[Dataset records on visual material]
-- BEGIN --
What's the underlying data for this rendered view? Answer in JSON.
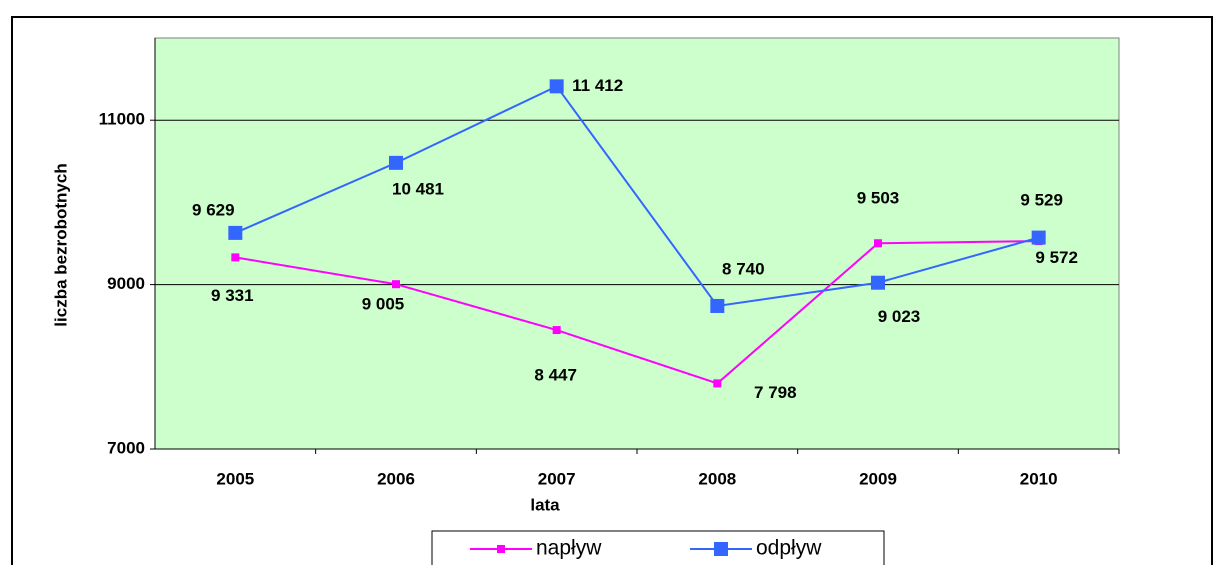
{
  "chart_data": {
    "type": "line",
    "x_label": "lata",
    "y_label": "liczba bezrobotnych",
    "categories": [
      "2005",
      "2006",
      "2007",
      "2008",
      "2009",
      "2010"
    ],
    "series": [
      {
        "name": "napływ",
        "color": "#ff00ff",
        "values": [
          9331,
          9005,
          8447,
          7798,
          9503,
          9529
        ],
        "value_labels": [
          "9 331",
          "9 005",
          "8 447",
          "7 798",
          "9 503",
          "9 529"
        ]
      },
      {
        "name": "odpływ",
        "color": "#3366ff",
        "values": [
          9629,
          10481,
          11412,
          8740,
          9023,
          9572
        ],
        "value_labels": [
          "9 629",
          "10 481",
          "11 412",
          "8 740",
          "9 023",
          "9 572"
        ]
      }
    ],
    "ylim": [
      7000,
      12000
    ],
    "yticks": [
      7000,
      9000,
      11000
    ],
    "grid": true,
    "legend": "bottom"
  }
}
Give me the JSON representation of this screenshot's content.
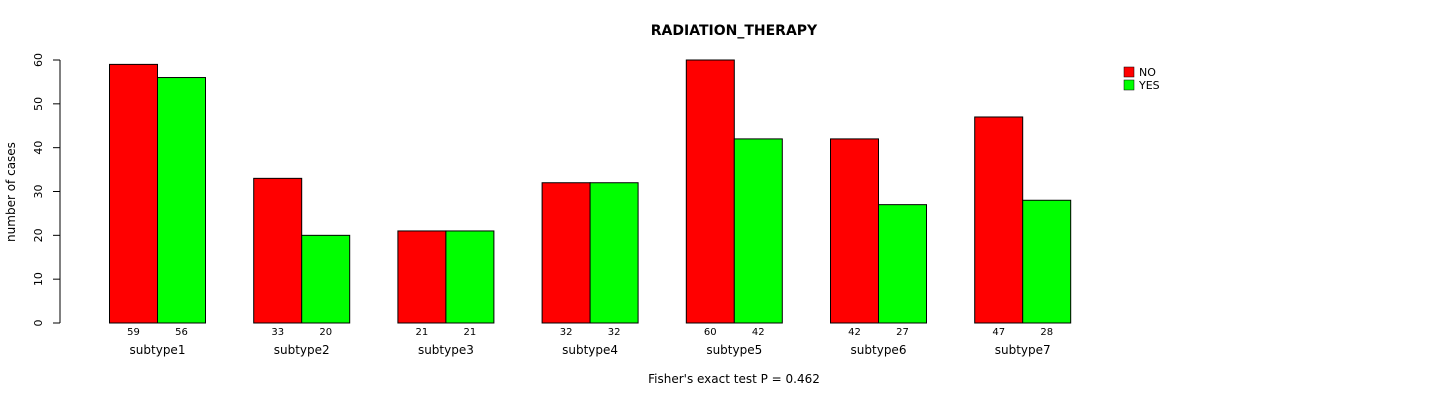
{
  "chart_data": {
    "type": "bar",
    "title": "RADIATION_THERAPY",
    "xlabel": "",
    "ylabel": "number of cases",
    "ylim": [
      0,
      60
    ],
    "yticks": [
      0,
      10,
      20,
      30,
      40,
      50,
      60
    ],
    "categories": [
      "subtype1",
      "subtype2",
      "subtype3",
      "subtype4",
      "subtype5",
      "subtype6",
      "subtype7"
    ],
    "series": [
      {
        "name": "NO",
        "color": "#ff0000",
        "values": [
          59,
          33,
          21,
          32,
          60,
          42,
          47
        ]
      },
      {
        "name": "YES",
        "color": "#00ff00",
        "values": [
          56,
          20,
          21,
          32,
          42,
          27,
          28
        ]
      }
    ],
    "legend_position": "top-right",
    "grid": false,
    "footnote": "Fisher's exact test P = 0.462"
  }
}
-- END --
■ TASK
Print all of the entries word for word. Skip any images they contain.

■ EXERCISE ANSWER
What's the underlying data for this rendered view? Answer in JSON.
{
  "chart_data": {
    "type": "line",
    "x_label": "lata",
    "y_label": "liczba bezrobotnych",
    "categories": [
      "2005",
      "2006",
      "2007",
      "2008",
      "2009",
      "2010"
    ],
    "series": [
      {
        "name": "napływ",
        "color": "#ff00ff",
        "values": [
          9331,
          9005,
          8447,
          7798,
          9503,
          9529
        ],
        "value_labels": [
          "9 331",
          "9 005",
          "8 447",
          "7 798",
          "9 503",
          "9 529"
        ]
      },
      {
        "name": "odpływ",
        "color": "#3366ff",
        "values": [
          9629,
          10481,
          11412,
          8740,
          9023,
          9572
        ],
        "value_labels": [
          "9 629",
          "10 481",
          "11 412",
          "8 740",
          "9 023",
          "9 572"
        ]
      }
    ],
    "ylim": [
      7000,
      12000
    ],
    "yticks": [
      7000,
      9000,
      11000
    ],
    "grid": true,
    "legend": "bottom"
  }
}
Give me the JSON representation of this screenshot's content.
{
  "chart_data": {
    "type": "bar",
    "title": "RADIATION_THERAPY",
    "xlabel": "",
    "ylabel": "number of cases",
    "ylim": [
      0,
      60
    ],
    "yticks": [
      0,
      10,
      20,
      30,
      40,
      50,
      60
    ],
    "categories": [
      "subtype1",
      "subtype2",
      "subtype3",
      "subtype4",
      "subtype5",
      "subtype6",
      "subtype7"
    ],
    "series": [
      {
        "name": "NO",
        "color": "#ff0000",
        "values": [
          59,
          33,
          21,
          32,
          60,
          42,
          47
        ]
      },
      {
        "name": "YES",
        "color": "#00ff00",
        "values": [
          56,
          20,
          21,
          32,
          42,
          27,
          28
        ]
      }
    ],
    "legend_position": "top-right",
    "grid": false,
    "footnote": "Fisher's exact test P = 0.462"
  }
}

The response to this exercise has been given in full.